*TASK GOAL*. Reproduce the listing verbatim.

*STORED ROWS*.
* * * * * * *

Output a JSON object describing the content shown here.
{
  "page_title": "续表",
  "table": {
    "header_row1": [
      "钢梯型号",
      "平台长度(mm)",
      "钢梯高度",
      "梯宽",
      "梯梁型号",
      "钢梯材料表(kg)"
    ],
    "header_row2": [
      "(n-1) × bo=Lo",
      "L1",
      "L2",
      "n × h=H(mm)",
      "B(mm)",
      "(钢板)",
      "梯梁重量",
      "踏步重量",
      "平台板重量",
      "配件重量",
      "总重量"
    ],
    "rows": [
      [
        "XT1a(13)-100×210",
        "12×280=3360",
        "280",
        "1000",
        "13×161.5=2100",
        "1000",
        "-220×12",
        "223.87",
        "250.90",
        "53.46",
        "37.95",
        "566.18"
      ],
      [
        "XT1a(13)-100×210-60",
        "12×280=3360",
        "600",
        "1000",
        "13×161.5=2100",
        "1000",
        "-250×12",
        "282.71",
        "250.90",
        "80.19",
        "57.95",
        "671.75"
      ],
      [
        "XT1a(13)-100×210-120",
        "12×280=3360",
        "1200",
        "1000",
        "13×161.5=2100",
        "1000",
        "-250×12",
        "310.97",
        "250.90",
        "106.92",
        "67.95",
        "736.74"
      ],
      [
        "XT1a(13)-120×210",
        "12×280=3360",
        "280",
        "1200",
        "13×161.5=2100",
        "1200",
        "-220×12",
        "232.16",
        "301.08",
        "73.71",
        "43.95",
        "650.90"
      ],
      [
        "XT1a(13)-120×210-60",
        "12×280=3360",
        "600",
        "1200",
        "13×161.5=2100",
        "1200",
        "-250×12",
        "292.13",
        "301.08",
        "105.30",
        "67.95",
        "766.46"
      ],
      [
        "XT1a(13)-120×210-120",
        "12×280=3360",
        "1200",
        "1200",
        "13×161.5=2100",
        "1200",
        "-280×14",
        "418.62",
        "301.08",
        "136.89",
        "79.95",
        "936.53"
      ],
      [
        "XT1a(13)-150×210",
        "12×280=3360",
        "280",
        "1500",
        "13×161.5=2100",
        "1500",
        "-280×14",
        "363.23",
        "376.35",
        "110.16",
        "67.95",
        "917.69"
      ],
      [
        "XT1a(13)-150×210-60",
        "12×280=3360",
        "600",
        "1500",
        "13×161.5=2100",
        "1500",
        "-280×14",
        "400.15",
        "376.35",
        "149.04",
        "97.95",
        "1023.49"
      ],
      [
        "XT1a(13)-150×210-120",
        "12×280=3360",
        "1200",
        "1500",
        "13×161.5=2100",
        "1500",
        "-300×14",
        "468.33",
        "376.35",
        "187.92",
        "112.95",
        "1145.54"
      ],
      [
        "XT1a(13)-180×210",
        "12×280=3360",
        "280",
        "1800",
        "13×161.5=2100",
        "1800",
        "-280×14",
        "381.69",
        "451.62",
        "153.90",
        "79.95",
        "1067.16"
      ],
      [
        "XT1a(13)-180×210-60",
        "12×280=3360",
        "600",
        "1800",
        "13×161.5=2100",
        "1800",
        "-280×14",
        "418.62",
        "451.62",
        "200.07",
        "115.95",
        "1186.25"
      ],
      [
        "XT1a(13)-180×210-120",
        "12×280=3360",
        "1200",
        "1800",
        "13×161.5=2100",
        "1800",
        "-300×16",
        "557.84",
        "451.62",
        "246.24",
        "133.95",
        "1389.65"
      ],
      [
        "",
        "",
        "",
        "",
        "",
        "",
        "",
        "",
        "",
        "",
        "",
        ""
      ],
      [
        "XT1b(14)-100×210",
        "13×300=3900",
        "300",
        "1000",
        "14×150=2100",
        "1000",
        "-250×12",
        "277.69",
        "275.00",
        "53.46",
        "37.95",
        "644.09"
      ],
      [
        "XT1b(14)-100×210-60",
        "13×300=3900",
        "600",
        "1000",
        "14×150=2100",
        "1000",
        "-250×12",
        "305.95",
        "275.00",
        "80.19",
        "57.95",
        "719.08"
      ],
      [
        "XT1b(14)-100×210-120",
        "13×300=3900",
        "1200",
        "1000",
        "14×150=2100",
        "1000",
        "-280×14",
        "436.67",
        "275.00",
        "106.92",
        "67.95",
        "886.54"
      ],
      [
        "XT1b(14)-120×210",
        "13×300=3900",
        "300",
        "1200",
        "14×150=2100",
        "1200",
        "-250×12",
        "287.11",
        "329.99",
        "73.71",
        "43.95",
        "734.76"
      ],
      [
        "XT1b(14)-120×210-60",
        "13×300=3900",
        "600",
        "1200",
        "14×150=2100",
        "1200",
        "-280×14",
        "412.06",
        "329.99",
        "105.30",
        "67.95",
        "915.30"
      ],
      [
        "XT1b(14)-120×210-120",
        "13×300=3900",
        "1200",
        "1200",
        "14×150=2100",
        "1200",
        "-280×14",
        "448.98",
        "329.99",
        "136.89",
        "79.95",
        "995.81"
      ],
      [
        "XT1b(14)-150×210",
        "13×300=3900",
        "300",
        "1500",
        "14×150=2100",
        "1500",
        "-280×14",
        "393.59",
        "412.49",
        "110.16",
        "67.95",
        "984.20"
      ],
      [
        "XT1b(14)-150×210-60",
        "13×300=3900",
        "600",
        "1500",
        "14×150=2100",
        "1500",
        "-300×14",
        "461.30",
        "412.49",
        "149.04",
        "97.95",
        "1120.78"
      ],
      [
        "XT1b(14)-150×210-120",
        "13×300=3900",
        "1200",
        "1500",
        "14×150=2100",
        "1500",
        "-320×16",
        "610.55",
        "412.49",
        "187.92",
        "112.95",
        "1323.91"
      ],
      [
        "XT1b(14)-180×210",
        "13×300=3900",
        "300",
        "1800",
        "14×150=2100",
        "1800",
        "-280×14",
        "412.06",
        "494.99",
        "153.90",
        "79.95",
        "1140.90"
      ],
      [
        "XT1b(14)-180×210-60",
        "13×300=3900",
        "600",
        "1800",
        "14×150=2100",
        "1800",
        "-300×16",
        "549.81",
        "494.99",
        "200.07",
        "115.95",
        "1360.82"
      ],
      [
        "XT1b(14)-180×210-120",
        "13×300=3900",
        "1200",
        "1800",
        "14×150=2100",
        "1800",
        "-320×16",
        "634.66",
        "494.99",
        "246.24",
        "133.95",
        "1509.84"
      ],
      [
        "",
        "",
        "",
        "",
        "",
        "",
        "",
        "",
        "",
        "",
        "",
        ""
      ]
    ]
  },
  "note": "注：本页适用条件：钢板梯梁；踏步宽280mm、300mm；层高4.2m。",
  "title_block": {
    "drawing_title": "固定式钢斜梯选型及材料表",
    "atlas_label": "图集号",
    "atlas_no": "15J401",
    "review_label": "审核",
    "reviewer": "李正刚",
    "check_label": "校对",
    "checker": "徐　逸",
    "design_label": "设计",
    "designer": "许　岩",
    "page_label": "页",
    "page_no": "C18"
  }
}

* * * * * * *

*RIGHT ANSWER*.
Output a JSON object describing the content shown here.
{
  "page_title": "续表",
  "table": {
    "header_row1": [
      "钢梯型号",
      "平台长度(mm)",
      "钢梯高度",
      "梯宽",
      "梯梁型号",
      "钢梯材料表(kg)"
    ],
    "header_row2": [
      "(n-1) × bo=Lo",
      "L1",
      "L2",
      "n × h=H(mm)",
      "B(mm)",
      "(钢板)",
      "梯梁重量",
      "踏步重量",
      "平台板重量",
      "配件重量",
      "总重量"
    ],
    "rows": [
      [
        "XT1a(13)-100×210",
        "12×280=3360",
        "280",
        "1000",
        "13×161.5=2100",
        "1000",
        "-220×12",
        "223.87",
        "250.90",
        "53.46",
        "37.95",
        "566.18"
      ],
      [
        "XT1a(13)-100×210-60",
        "12×280=3360",
        "600",
        "1000",
        "13×161.5=2100",
        "1000",
        "-250×12",
        "282.71",
        "250.90",
        "80.19",
        "57.95",
        "671.75"
      ],
      [
        "XT1a(13)-100×210-120",
        "12×280=3360",
        "1200",
        "1000",
        "13×161.5=2100",
        "1000",
        "-250×12",
        "310.97",
        "250.90",
        "106.92",
        "67.95",
        "736.74"
      ],
      [
        "XT1a(13)-120×210",
        "12×280=3360",
        "280",
        "1200",
        "13×161.5=2100",
        "1200",
        "-220×12",
        "232.16",
        "301.08",
        "73.71",
        "43.95",
        "650.90"
      ],
      [
        "XT1a(13)-120×210-60",
        "12×280=3360",
        "600",
        "1200",
        "13×161.5=2100",
        "1200",
        "-250×12",
        "292.13",
        "301.08",
        "105.30",
        "67.95",
        "766.46"
      ],
      [
        "XT1a(13)-120×210-120",
        "12×280=3360",
        "1200",
        "1200",
        "13×161.5=2100",
        "1200",
        "-280×14",
        "418.62",
        "301.08",
        "136.89",
        "79.95",
        "936.53"
      ],
      [
        "XT1a(13)-150×210",
        "12×280=3360",
        "280",
        "1500",
        "13×161.5=2100",
        "1500",
        "-280×14",
        "363.23",
        "376.35",
        "110.16",
        "67.95",
        "917.69"
      ],
      [
        "XT1a(13)-150×210-60",
        "12×280=3360",
        "600",
        "1500",
        "13×161.5=2100",
        "1500",
        "-280×14",
        "400.15",
        "376.35",
        "149.04",
        "97.95",
        "1023.49"
      ],
      [
        "XT1a(13)-150×210-120",
        "12×280=3360",
        "1200",
        "1500",
        "13×161.5=2100",
        "1500",
        "-300×14",
        "468.33",
        "376.35",
        "187.92",
        "112.95",
        "1145.54"
      ],
      [
        "XT1a(13)-180×210",
        "12×280=3360",
        "280",
        "1800",
        "13×161.5=2100",
        "1800",
        "-280×14",
        "381.69",
        "451.62",
        "153.90",
        "79.95",
        "1067.16"
      ],
      [
        "XT1a(13)-180×210-60",
        "12×280=3360",
        "600",
        "1800",
        "13×161.5=2100",
        "1800",
        "-280×14",
        "418.62",
        "451.62",
        "200.07",
        "115.95",
        "1186.25"
      ],
      [
        "XT1a(13)-180×210-120",
        "12×280=3360",
        "1200",
        "1800",
        "13×161.5=2100",
        "1800",
        "-300×16",
        "557.84",
        "451.62",
        "246.24",
        "133.95",
        "1389.65"
      ],
      [
        "",
        "",
        "",
        "",
        "",
        "",
        "",
        "",
        "",
        "",
        "",
        ""
      ],
      [
        "XT1b(14)-100×210",
        "13×300=3900",
        "300",
        "1000",
        "14×150=2100",
        "1000",
        "-250×12",
        "277.69",
        "275.00",
        "53.46",
        "37.95",
        "644.09"
      ],
      [
        "XT1b(14)-100×210-60",
        "13×300=3900",
        "600",
        "1000",
        "14×150=2100",
        "1000",
        "-250×12",
        "305.95",
        "275.00",
        "80.19",
        "57.95",
        "719.08"
      ],
      [
        "XT1b(14)-100×210-120",
        "13×300=3900",
        "1200",
        "1000",
        "14×150=2100",
        "1000",
        "-280×14",
        "436.67",
        "275.00",
        "106.92",
        "67.95",
        "886.54"
      ],
      [
        "XT1b(14)-120×210",
        "13×300=3900",
        "300",
        "1200",
        "14×150=2100",
        "1200",
        "-250×12",
        "287.11",
        "329.99",
        "73.71",
        "43.95",
        "734.76"
      ],
      [
        "XT1b(14)-120×210-60",
        "13×300=3900",
        "600",
        "1200",
        "14×150=2100",
        "1200",
        "-280×14",
        "412.06",
        "329.99",
        "105.30",
        "67.95",
        "915.30"
      ],
      [
        "XT1b(14)-120×210-120",
        "13×300=3900",
        "1200",
        "1200",
        "14×150=2100",
        "1200",
        "-280×14",
        "448.98",
        "329.99",
        "136.89",
        "79.95",
        "995.81"
      ],
      [
        "XT1b(14)-150×210",
        "13×300=3900",
        "300",
        "1500",
        "14×150=2100",
        "1500",
        "-280×14",
        "393.59",
        "412.49",
        "110.16",
        "67.95",
        "984.20"
      ],
      [
        "XT1b(14)-150×210-60",
        "13×300=3900",
        "600",
        "1500",
        "14×150=2100",
        "1500",
        "-300×14",
        "461.30",
        "412.49",
        "149.04",
        "97.95",
        "1120.78"
      ],
      [
        "XT1b(14)-150×210-120",
        "13×300=3900",
        "1200",
        "1500",
        "14×150=2100",
        "1500",
        "-320×16",
        "610.55",
        "412.49",
        "187.92",
        "112.95",
        "1323.91"
      ],
      [
        "XT1b(14)-180×210",
        "13×300=3900",
        "300",
        "1800",
        "14×150=2100",
        "1800",
        "-280×14",
        "412.06",
        "494.99",
        "153.90",
        "79.95",
        "1140.90"
      ],
      [
        "XT1b(14)-180×210-60",
        "13×300=3900",
        "600",
        "1800",
        "14×150=2100",
        "1800",
        "-300×16",
        "549.81",
        "494.99",
        "200.07",
        "115.95",
        "1360.82"
      ],
      [
        "XT1b(14)-180×210-120",
        "13×300=3900",
        "1200",
        "1800",
        "14×150=2100",
        "1800",
        "-320×16",
        "634.66",
        "494.99",
        "246.24",
        "133.95",
        "1509.84"
      ],
      [
        "",
        "",
        "",
        "",
        "",
        "",
        "",
        "",
        "",
        "",
        "",
        ""
      ]
    ]
  },
  "note": "注：本页适用条件：钢板梯梁；踏步宽280mm、300mm；层高4.2m。",
  "title_block": {
    "drawing_title": "固定式钢斜梯选型及材料表",
    "atlas_label": "图集号",
    "atlas_no": "15J401",
    "review_label": "审核",
    "reviewer": "李正刚",
    "check_label": "校对",
    "checker": "徐　逸",
    "design_label": "设计",
    "designer": "许　岩",
    "page_label": "页",
    "page_no": "C18"
  }
}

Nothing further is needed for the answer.